Collected data entries:

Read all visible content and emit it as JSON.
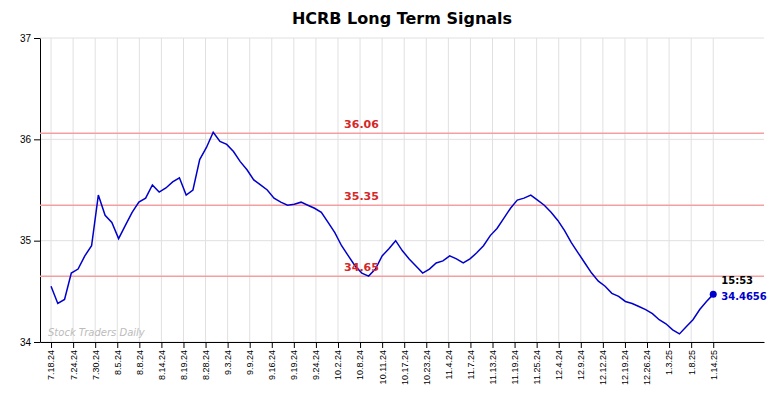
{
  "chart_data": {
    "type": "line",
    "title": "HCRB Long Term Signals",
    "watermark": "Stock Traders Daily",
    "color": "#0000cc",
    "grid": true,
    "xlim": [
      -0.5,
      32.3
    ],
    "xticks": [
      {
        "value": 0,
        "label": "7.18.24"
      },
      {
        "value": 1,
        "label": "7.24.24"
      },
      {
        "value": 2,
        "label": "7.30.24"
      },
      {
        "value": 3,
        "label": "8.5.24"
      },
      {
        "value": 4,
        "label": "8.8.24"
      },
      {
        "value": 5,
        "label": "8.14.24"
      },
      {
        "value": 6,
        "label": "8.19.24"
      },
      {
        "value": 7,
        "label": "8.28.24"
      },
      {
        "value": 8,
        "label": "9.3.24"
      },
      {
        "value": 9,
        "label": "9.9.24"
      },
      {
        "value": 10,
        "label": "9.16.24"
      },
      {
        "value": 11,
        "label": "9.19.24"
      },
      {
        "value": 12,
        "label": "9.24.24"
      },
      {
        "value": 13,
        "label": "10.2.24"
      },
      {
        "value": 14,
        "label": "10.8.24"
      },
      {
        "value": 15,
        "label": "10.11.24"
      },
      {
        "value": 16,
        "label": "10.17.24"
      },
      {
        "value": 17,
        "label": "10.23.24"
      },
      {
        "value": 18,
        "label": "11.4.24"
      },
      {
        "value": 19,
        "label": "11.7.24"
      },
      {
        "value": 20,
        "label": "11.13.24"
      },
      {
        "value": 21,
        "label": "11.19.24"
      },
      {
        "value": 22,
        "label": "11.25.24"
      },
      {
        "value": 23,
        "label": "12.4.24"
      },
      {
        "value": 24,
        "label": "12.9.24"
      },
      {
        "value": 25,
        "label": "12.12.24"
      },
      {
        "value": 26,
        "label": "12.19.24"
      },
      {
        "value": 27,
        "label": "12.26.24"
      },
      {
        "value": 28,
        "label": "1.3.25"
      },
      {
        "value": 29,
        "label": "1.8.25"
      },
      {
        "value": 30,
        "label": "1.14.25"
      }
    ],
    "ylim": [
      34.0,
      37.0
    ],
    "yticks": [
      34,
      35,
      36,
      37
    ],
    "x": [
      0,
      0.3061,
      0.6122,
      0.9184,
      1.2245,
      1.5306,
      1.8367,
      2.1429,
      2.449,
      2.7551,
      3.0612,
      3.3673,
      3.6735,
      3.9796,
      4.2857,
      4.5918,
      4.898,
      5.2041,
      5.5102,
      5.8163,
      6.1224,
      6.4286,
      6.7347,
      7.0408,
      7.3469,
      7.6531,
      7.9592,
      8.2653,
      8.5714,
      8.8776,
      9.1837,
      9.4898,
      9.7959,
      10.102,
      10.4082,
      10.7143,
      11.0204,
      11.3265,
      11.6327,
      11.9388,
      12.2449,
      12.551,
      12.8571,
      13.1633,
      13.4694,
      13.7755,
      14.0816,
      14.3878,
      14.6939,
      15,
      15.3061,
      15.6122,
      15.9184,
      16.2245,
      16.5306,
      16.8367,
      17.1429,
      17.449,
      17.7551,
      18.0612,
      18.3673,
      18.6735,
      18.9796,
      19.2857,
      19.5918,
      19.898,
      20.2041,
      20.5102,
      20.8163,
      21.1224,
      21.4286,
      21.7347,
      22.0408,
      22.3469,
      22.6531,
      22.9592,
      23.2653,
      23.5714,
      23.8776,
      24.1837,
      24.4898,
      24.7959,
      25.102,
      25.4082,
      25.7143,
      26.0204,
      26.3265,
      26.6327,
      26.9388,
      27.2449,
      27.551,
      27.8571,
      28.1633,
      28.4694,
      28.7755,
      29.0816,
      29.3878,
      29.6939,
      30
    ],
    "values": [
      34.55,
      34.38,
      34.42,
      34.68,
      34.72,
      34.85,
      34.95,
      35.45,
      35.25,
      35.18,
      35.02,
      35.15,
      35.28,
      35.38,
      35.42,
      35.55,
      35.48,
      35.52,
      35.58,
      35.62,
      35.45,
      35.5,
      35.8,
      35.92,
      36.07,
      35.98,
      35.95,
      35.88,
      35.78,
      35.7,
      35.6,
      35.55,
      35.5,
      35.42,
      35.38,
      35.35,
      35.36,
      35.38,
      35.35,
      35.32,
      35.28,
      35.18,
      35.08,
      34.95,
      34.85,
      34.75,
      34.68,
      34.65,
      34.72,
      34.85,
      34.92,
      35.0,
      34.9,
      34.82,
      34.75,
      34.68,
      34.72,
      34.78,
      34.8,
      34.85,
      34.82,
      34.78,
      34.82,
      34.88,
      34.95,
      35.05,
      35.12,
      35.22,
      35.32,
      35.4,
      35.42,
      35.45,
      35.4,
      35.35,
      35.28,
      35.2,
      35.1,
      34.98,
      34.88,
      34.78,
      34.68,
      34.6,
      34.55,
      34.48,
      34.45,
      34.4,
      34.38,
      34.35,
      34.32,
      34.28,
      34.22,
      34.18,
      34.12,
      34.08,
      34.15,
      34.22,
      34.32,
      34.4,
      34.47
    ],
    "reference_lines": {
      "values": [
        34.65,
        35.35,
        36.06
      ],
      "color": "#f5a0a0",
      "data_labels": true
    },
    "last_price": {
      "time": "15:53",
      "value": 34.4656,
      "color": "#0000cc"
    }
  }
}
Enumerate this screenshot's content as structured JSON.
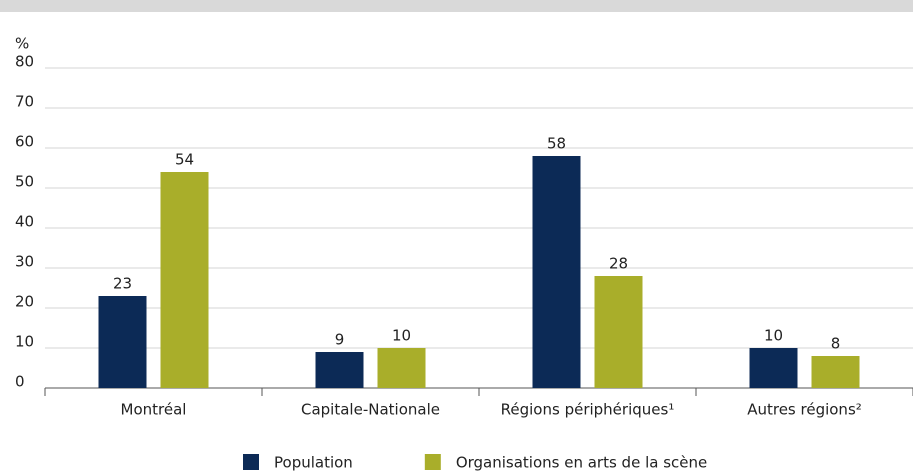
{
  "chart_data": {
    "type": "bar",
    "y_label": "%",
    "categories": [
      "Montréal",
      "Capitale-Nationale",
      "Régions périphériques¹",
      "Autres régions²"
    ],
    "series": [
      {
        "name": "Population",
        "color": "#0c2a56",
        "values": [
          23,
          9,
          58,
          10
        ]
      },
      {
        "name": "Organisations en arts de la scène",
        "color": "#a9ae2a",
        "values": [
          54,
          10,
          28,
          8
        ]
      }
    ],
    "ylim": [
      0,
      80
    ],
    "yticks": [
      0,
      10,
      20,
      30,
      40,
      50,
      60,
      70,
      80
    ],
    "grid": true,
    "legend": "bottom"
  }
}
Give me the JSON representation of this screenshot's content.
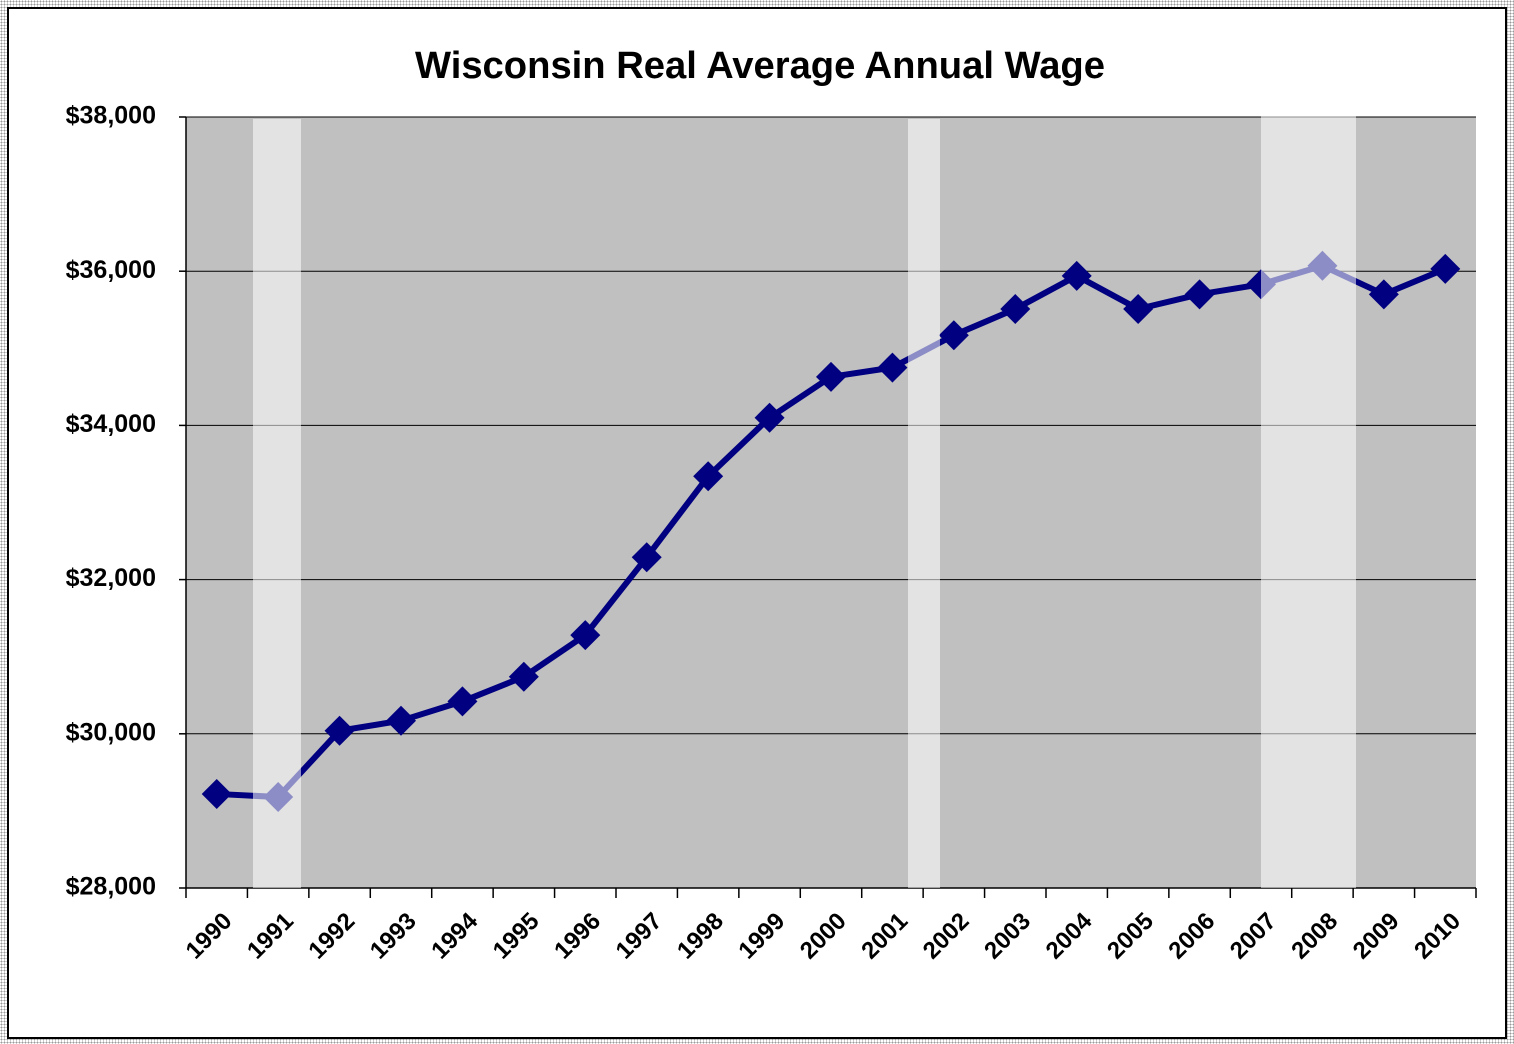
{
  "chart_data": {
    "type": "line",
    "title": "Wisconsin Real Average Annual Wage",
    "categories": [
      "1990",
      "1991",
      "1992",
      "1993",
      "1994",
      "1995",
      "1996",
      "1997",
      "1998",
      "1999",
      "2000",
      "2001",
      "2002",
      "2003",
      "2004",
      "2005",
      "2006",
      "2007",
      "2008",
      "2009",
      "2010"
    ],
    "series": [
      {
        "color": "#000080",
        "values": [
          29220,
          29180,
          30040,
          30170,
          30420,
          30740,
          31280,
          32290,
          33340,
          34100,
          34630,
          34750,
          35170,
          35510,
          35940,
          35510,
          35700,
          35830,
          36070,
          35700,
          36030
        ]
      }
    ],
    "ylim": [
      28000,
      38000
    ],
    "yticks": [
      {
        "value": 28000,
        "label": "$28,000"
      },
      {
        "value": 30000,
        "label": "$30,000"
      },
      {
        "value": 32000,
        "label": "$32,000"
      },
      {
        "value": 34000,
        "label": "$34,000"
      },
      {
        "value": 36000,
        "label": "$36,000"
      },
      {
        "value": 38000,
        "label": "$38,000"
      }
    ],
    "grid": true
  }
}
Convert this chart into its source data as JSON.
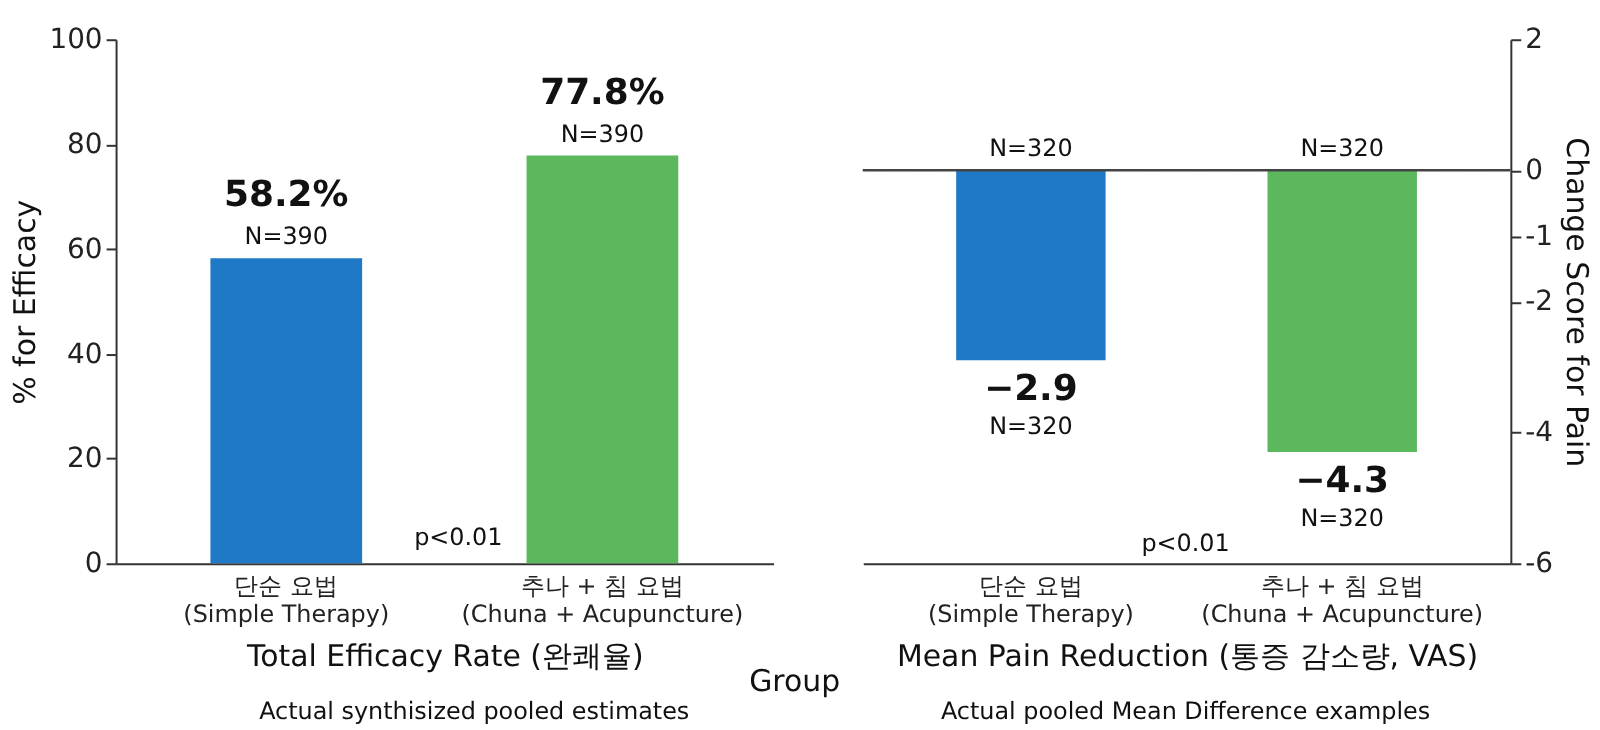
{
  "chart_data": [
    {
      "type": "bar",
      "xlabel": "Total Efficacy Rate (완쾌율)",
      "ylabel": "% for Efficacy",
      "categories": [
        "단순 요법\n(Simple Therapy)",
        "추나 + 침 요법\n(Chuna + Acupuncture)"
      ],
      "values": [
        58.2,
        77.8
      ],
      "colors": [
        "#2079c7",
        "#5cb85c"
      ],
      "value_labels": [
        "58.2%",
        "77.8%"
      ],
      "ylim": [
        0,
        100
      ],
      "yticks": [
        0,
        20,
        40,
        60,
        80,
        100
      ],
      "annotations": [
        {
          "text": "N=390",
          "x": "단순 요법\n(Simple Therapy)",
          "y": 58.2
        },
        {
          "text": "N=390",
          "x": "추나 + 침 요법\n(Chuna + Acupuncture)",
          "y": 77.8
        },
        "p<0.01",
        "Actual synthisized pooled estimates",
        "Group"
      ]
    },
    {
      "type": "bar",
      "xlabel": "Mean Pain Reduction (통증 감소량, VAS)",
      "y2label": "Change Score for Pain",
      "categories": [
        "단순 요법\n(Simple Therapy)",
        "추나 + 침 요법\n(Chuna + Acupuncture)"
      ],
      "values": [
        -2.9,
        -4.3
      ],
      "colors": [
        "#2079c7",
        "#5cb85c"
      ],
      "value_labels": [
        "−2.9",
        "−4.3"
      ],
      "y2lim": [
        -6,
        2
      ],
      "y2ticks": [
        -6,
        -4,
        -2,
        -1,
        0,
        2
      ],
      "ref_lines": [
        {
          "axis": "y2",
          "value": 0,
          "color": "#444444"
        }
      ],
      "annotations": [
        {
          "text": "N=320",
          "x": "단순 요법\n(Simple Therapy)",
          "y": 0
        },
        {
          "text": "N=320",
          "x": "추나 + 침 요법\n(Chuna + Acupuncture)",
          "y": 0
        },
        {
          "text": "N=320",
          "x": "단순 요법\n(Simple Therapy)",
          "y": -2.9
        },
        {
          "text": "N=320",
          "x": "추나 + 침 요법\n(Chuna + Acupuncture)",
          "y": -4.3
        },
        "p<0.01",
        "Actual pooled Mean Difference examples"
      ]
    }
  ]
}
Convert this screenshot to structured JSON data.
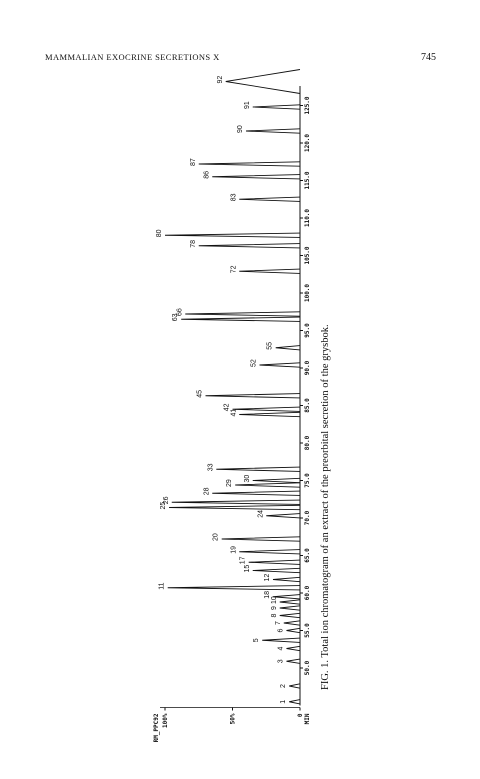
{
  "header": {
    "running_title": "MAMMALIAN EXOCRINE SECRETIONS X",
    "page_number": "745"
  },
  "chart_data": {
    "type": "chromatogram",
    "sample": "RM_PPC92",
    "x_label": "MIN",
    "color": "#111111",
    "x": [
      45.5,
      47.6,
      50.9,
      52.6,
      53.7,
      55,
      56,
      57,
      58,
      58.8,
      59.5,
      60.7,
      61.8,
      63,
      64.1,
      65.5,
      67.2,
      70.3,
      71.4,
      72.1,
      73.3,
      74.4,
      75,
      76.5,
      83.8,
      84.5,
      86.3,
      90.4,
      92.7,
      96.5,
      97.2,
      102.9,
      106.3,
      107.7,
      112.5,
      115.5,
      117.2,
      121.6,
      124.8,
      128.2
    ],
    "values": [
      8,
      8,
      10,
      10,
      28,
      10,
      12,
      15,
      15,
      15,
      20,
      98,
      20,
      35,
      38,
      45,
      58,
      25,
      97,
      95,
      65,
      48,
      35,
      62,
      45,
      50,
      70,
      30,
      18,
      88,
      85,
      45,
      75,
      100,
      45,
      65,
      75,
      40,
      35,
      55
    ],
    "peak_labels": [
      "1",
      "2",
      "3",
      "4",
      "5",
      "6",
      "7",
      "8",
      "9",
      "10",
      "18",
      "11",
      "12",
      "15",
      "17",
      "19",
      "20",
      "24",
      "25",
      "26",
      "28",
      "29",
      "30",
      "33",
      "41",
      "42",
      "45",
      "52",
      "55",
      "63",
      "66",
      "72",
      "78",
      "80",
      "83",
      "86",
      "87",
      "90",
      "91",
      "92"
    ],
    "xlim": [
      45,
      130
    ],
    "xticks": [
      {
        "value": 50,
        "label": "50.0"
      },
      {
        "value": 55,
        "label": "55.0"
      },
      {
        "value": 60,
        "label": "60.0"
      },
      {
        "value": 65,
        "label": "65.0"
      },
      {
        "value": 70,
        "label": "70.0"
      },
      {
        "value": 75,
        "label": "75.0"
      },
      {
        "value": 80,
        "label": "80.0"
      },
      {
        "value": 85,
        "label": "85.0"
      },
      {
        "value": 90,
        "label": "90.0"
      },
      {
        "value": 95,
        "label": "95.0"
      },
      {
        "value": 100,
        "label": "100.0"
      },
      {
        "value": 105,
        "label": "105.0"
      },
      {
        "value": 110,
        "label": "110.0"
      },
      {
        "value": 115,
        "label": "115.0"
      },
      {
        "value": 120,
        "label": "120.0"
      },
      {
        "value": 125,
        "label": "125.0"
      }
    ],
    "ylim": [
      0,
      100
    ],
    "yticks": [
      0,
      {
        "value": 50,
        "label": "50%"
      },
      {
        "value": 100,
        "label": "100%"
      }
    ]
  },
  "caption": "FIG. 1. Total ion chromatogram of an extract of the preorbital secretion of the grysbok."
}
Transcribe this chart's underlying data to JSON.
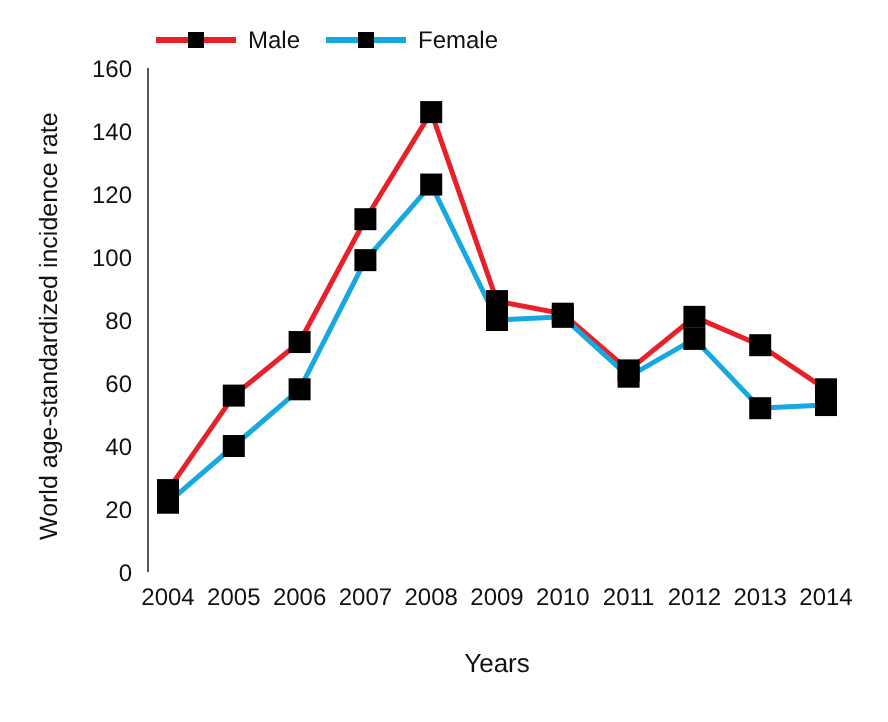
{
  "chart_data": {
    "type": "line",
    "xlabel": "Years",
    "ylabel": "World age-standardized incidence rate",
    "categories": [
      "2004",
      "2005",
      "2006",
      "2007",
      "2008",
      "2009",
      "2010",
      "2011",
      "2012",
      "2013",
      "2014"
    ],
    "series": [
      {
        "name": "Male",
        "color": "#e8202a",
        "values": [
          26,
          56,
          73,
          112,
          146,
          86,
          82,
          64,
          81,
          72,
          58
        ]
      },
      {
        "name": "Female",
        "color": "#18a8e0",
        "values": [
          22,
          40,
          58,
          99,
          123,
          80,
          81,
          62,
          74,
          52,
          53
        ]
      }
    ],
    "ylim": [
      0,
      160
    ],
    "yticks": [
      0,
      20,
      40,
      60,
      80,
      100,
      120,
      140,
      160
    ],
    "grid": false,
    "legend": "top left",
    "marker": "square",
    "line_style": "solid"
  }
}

## [Task]
Which lines hold the word "structured"? Copy every one of them.

## [Written response]
Enumerate this screenshot's content as structured JSON.
Convert this screenshot to structured JSON data.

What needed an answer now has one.